» **Extracted entries**
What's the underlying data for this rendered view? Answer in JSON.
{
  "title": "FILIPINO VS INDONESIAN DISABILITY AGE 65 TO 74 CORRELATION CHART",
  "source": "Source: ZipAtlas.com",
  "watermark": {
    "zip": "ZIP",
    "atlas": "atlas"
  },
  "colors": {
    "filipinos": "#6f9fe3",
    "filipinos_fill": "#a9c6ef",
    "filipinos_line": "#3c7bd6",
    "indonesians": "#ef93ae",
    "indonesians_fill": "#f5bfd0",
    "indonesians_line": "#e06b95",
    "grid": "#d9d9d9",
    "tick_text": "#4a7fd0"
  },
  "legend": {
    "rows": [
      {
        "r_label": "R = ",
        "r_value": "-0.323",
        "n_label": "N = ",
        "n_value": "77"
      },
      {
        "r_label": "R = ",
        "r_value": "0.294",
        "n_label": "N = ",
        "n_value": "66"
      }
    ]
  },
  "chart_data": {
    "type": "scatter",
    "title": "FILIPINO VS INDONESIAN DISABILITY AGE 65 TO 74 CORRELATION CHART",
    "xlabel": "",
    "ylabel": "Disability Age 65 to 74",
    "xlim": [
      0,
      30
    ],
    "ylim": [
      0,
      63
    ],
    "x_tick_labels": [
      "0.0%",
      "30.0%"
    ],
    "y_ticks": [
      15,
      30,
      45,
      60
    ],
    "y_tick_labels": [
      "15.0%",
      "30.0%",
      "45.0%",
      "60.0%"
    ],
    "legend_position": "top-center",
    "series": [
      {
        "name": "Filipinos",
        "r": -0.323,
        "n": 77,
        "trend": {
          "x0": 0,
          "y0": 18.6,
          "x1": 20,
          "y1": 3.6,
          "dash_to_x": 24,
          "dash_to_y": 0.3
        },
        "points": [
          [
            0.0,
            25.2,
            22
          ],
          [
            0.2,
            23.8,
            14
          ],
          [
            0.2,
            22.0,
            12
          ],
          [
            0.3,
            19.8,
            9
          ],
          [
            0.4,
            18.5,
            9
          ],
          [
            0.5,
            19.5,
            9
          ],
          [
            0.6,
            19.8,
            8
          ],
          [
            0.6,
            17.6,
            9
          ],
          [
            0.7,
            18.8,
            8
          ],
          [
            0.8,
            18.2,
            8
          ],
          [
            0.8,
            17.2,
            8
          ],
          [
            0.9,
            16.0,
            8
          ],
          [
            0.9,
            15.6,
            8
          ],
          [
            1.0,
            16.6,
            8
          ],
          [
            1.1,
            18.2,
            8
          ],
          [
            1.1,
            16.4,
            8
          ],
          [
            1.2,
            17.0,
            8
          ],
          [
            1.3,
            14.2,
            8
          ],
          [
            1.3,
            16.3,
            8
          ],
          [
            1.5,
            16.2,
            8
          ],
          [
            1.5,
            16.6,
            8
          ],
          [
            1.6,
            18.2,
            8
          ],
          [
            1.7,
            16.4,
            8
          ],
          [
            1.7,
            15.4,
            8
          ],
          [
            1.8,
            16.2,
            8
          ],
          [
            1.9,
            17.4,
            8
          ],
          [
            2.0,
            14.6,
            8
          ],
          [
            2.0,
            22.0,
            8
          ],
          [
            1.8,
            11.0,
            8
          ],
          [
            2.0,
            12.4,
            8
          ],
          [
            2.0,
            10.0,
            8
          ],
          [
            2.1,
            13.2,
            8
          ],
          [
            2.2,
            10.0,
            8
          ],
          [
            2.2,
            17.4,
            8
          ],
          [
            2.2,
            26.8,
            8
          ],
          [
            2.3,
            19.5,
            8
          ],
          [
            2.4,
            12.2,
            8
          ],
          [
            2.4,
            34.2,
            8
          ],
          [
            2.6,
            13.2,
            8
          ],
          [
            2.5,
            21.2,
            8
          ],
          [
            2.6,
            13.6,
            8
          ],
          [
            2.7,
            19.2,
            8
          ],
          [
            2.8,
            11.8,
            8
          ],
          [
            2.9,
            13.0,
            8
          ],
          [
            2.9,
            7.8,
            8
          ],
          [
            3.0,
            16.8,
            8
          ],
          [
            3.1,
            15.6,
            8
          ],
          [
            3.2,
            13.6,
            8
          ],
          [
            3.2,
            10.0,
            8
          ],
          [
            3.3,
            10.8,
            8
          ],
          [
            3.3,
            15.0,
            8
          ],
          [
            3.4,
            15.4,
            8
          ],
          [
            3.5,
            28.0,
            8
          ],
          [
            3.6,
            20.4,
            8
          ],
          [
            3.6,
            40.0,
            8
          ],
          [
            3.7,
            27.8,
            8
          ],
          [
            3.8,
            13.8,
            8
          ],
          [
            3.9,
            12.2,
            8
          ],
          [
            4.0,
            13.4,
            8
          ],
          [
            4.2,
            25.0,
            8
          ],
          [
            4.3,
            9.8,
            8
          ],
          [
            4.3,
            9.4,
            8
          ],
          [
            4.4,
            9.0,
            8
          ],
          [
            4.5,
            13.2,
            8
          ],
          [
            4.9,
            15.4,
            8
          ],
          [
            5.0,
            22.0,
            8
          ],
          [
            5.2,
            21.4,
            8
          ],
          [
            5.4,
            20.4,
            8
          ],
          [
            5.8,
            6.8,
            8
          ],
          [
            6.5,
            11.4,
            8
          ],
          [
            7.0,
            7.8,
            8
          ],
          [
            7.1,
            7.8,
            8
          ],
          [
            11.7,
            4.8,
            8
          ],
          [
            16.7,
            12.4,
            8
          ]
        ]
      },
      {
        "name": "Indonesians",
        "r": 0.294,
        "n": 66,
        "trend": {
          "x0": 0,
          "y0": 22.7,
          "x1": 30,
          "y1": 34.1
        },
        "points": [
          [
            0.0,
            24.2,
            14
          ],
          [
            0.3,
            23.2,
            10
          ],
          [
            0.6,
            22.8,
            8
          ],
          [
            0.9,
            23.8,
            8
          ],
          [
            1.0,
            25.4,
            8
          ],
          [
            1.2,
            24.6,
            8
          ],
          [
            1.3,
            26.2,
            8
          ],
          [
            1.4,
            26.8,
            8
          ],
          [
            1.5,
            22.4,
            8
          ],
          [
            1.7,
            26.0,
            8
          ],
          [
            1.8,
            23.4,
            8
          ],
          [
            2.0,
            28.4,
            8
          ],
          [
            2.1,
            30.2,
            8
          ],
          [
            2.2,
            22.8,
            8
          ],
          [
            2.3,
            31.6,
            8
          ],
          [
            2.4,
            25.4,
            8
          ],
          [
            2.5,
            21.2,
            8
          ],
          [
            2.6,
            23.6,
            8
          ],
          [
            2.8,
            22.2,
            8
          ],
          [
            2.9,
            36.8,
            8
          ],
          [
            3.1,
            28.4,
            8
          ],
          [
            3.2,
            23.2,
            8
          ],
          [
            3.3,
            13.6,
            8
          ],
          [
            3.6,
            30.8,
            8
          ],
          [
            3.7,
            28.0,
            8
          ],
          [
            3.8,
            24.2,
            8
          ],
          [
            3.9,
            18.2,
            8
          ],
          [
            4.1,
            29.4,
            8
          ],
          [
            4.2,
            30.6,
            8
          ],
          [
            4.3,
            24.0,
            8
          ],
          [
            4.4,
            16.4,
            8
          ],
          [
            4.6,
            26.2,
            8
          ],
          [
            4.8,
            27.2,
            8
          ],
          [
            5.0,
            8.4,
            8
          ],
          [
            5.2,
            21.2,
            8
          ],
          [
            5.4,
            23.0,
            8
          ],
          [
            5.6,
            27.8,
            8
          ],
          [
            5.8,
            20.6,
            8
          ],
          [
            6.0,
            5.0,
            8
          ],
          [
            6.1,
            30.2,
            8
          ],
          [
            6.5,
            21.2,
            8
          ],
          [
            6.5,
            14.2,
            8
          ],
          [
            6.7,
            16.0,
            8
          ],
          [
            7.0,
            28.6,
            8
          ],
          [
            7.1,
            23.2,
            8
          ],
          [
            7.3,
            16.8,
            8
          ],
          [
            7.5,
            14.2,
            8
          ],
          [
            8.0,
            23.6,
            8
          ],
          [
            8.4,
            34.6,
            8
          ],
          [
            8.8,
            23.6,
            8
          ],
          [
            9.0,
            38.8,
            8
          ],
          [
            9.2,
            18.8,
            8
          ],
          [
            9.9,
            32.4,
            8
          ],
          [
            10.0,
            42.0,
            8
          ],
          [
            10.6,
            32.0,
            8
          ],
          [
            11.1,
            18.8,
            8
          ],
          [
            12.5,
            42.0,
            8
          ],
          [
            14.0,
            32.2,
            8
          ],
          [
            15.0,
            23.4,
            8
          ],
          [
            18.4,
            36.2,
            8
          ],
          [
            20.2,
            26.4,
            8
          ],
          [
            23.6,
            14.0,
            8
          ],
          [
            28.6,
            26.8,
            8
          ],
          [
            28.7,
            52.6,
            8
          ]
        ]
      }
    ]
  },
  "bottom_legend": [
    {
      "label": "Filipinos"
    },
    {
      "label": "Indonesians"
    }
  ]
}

» **Exercise prompt**
From the data, pick out every line that includes "title".

» **Exercise response**
  "title": "FILIPINO VS INDONESIAN DISABILITY AGE 65 TO 74 CORRELATION CHART",
    "title": "FILIPINO VS INDONESIAN DISABILITY AGE 65 TO 74 CORRELATION CHART",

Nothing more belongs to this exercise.